■ AIM:
Copy every record below exactly.

▼

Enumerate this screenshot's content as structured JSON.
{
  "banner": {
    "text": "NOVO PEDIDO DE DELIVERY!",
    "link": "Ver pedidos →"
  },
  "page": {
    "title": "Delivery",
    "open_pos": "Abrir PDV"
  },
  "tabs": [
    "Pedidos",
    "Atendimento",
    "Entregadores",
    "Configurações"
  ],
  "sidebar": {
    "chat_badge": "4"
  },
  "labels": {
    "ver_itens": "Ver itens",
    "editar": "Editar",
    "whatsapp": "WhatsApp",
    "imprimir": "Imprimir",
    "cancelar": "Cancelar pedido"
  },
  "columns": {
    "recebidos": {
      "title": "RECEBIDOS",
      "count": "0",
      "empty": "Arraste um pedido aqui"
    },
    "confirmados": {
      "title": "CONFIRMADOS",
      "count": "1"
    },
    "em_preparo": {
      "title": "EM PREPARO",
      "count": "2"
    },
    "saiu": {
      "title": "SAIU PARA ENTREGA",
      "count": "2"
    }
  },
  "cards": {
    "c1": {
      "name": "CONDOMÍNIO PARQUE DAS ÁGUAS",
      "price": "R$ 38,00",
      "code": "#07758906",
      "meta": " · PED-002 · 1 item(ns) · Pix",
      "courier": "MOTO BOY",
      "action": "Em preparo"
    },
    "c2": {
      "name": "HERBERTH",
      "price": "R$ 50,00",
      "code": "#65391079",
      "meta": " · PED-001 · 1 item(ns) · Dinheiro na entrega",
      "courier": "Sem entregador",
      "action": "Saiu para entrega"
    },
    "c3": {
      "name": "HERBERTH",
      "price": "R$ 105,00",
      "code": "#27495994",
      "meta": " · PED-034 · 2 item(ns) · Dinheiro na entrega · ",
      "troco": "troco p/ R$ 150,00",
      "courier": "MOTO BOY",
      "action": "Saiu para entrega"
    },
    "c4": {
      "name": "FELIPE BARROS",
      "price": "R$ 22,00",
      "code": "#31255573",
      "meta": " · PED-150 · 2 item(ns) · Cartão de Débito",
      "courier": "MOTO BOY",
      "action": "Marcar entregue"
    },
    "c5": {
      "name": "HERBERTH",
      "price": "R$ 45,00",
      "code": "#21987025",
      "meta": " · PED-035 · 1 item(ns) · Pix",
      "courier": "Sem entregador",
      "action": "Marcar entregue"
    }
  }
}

▲

■ RESPONSE:
Enumerate this screenshot's content as structured JSON.
{
  "banner": {
    "text": "NOVO PEDIDO DE DELIVERY!",
    "link": "Ver pedidos →"
  },
  "page": {
    "title": "Delivery",
    "open_pos": "Abrir PDV"
  },
  "tabs": [
    "Pedidos",
    "Atendimento",
    "Entregadores",
    "Configurações"
  ],
  "sidebar": {
    "chat_badge": "4"
  },
  "labels": {
    "ver_itens": "Ver itens",
    "editar": "Editar",
    "whatsapp": "WhatsApp",
    "imprimir": "Imprimir",
    "cancelar": "Cancelar pedido"
  },
  "columns": {
    "recebidos": {
      "title": "RECEBIDOS",
      "count": "0",
      "empty": "Arraste um pedido aqui"
    },
    "confirmados": {
      "title": "CONFIRMADOS",
      "count": "1"
    },
    "em_preparo": {
      "title": "EM PREPARO",
      "count": "2"
    },
    "saiu": {
      "title": "SAIU PARA ENTREGA",
      "count": "2"
    }
  },
  "cards": {
    "c1": {
      "name": "CONDOMÍNIO PARQUE DAS ÁGUAS",
      "price": "R$ 38,00",
      "code": "#07758906",
      "meta": " · PED-002 · 1 item(ns) · Pix",
      "courier": "MOTO BOY",
      "action": "Em preparo"
    },
    "c2": {
      "name": "HERBERTH",
      "price": "R$ 50,00",
      "code": "#65391079",
      "meta": " · PED-001 · 1 item(ns) · Dinheiro na entrega",
      "courier": "Sem entregador",
      "action": "Saiu para entrega"
    },
    "c3": {
      "name": "HERBERTH",
      "price": "R$ 105,00",
      "code": "#27495994",
      "meta": " · PED-034 · 2 item(ns) · Dinheiro na entrega · ",
      "troco": "troco p/ R$ 150,00",
      "courier": "MOTO BOY",
      "action": "Saiu para entrega"
    },
    "c4": {
      "name": "FELIPE BARROS",
      "price": "R$ 22,00",
      "code": "#31255573",
      "meta": " · PED-150 · 2 item(ns) · Cartão de Débito",
      "courier": "MOTO BOY",
      "action": "Marcar entregue"
    },
    "c5": {
      "name": "HERBERTH",
      "price": "R$ 45,00",
      "code": "#21987025",
      "meta": " · PED-035 · 1 item(ns) · Pix",
      "courier": "Sem entregador",
      "action": "Marcar entregue"
    }
  }
}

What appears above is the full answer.